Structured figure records
--------------------
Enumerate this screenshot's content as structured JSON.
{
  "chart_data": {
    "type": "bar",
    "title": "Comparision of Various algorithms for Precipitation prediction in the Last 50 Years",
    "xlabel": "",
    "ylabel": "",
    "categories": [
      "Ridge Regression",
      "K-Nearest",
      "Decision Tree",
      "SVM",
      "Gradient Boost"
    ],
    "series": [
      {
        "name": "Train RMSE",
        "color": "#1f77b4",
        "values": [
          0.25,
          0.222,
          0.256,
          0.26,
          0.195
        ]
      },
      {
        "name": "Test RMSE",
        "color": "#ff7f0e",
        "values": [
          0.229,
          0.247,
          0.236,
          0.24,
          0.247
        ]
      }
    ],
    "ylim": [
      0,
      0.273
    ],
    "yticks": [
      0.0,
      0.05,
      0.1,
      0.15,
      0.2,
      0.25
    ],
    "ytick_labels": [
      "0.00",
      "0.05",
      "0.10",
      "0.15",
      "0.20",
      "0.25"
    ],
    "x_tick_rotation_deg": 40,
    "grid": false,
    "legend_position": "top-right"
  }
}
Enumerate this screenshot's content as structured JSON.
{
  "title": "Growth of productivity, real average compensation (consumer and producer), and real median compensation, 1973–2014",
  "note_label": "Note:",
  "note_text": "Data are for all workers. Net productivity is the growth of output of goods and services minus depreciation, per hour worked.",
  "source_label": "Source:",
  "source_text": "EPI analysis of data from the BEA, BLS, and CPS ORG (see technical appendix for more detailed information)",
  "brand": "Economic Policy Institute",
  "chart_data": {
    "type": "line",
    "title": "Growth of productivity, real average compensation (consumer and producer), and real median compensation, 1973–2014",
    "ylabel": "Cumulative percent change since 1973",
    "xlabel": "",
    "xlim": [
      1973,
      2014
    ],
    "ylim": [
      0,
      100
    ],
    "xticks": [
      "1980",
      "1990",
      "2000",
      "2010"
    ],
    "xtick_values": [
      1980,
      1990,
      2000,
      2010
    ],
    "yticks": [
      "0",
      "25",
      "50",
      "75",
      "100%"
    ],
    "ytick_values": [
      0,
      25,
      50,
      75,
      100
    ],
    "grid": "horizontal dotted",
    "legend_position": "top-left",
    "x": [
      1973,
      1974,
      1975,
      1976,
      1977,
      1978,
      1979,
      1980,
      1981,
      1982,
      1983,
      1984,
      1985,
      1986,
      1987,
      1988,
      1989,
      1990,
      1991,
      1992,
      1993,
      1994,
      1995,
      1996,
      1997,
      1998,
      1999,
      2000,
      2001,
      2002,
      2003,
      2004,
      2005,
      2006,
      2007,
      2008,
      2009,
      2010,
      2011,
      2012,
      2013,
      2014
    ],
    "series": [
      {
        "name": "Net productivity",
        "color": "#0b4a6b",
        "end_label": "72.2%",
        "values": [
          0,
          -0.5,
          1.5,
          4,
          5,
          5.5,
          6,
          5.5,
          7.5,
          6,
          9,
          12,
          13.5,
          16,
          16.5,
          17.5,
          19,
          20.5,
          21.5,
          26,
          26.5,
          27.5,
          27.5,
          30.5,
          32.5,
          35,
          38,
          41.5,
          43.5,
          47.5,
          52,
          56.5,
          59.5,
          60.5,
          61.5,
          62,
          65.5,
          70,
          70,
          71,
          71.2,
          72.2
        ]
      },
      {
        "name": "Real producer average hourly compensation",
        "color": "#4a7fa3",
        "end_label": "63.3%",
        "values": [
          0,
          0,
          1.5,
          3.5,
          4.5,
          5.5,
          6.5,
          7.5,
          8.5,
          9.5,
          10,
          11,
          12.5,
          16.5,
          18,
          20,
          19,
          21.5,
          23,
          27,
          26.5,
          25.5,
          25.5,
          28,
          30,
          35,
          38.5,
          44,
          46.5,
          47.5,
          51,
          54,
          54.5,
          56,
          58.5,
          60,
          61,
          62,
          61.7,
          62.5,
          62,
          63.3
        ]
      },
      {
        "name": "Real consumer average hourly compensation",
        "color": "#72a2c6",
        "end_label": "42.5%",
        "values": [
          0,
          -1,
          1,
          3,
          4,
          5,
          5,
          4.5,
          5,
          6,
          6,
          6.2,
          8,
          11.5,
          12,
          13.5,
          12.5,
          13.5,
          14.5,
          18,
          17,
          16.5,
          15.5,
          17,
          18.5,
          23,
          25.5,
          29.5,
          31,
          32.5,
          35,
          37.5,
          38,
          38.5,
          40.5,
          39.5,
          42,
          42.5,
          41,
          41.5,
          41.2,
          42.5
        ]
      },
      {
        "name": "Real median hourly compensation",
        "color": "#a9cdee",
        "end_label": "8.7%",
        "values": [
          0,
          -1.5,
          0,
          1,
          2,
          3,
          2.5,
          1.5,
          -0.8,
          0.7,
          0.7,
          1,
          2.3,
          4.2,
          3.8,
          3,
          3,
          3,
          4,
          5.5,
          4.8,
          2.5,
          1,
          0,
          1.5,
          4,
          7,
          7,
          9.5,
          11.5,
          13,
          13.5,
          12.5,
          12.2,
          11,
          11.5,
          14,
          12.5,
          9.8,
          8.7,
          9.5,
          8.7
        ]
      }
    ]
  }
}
--------------------
Required work:
Output the entries exactly.

Task result:
Enumerate this screenshot's content as structured JSON.
{
  "chart_data": {
    "type": "bar",
    "title": "Comparision of Various algorithms for Precipitation prediction in the Last 50 Years",
    "xlabel": "",
    "ylabel": "",
    "categories": [
      "Ridge Regression",
      "K-Nearest",
      "Decision Tree",
      "SVM",
      "Gradient Boost"
    ],
    "series": [
      {
        "name": "Train RMSE",
        "color": "#1f77b4",
        "values": [
          0.25,
          0.222,
          0.256,
          0.26,
          0.195
        ]
      },
      {
        "name": "Test RMSE",
        "color": "#ff7f0e",
        "values": [
          0.229,
          0.247,
          0.236,
          0.24,
          0.247
        ]
      }
    ],
    "ylim": [
      0,
      0.273
    ],
    "yticks": [
      0.0,
      0.05,
      0.1,
      0.15,
      0.2,
      0.25
    ],
    "ytick_labels": [
      "0.00",
      "0.05",
      "0.10",
      "0.15",
      "0.20",
      "0.25"
    ],
    "x_tick_rotation_deg": 40,
    "grid": false,
    "legend_position": "top-right"
  }
}
Enumerate this screenshot's content as structured JSON.
{
  "title": "Growth of productivity, real average compensation (consumer and producer), and real median compensation, 1973–2014",
  "note_label": "Note:",
  "note_text": "Data are for all workers. Net productivity is the growth of output of goods and services minus depreciation, per hour worked.",
  "source_label": "Source:",
  "source_text": "EPI analysis of data from the BEA, BLS, and CPS ORG (see technical appendix for more detailed information)",
  "brand": "Economic Policy Institute",
  "chart_data": {
    "type": "line",
    "title": "Growth of productivity, real average compensation (consumer and producer), and real median compensation, 1973–2014",
    "ylabel": "Cumulative percent change since 1973",
    "xlabel": "",
    "xlim": [
      1973,
      2014
    ],
    "ylim": [
      0,
      100
    ],
    "xticks": [
      "1980",
      "1990",
      "2000",
      "2010"
    ],
    "xtick_values": [
      1980,
      1990,
      2000,
      2010
    ],
    "yticks": [
      "0",
      "25",
      "50",
      "75",
      "100%"
    ],
    "ytick_values": [
      0,
      25,
      50,
      75,
      100
    ],
    "grid": "horizontal dotted",
    "legend_position": "top-left",
    "x": [
      1973,
      1974,
      1975,
      1976,
      1977,
      1978,
      1979,
      1980,
      1981,
      1982,
      1983,
      1984,
      1985,
      1986,
      1987,
      1988,
      1989,
      1990,
      1991,
      1992,
      1993,
      1994,
      1995,
      1996,
      1997,
      1998,
      1999,
      2000,
      2001,
      2002,
      2003,
      2004,
      2005,
      2006,
      2007,
      2008,
      2009,
      2010,
      2011,
      2012,
      2013,
      2014
    ],
    "series": [
      {
        "name": "Net productivity",
        "color": "#0b4a6b",
        "end_label": "72.2%",
        "values": [
          0,
          -0.5,
          1.5,
          4,
          5,
          5.5,
          6,
          5.5,
          7.5,
          6,
          9,
          12,
          13.5,
          16,
          16.5,
          17.5,
          19,
          20.5,
          21.5,
          26,
          26.5,
          27.5,
          27.5,
          30.5,
          32.5,
          35,
          38,
          41.5,
          43.5,
          47.5,
          52,
          56.5,
          59.5,
          60.5,
          61.5,
          62,
          65.5,
          70,
          70,
          71,
          71.2,
          72.2
        ]
      },
      {
        "name": "Real producer average hourly compensation",
        "color": "#4a7fa3",
        "end_label": "63.3%",
        "values": [
          0,
          0,
          1.5,
          3.5,
          4.5,
          5.5,
          6.5,
          7.5,
          8.5,
          9.5,
          10,
          11,
          12.5,
          16.5,
          18,
          20,
          19,
          21.5,
          23,
          27,
          26.5,
          25.5,
          25.5,
          28,
          30,
          35,
          38.5,
          44,
          46.5,
          47.5,
          51,
          54,
          54.5,
          56,
          58.5,
          60,
          61,
          62,
          61.7,
          62.5,
          62,
          63.3
        ]
      },
      {
        "name": "Real consumer average hourly compensation",
        "color": "#72a2c6",
        "end_label": "42.5%",
        "values": [
          0,
          -1,
          1,
          3,
          4,
          5,
          5,
          4.5,
          5,
          6,
          6,
          6.2,
          8,
          11.5,
          12,
          13.5,
          12.5,
          13.5,
          14.5,
          18,
          17,
          16.5,
          15.5,
          17,
          18.5,
          23,
          25.5,
          29.5,
          31,
          32.5,
          35,
          37.5,
          38,
          38.5,
          40.5,
          39.5,
          42,
          42.5,
          41,
          41.5,
          41.2,
          42.5
        ]
      },
      {
        "name": "Real median hourly compensation",
        "color": "#a9cdee",
        "end_label": "8.7%",
        "values": [
          0,
          -1.5,
          0,
          1,
          2,
          3,
          2.5,
          1.5,
          -0.8,
          0.7,
          0.7,
          1,
          2.3,
          4.2,
          3.8,
          3,
          3,
          3,
          4,
          5.5,
          4.8,
          2.5,
          1,
          0,
          1.5,
          4,
          7,
          7,
          9.5,
          11.5,
          13,
          13.5,
          12.5,
          12.2,
          11,
          11.5,
          14,
          12.5,
          9.8,
          8.7,
          9.5,
          8.7
        ]
      }
    ]
  }
}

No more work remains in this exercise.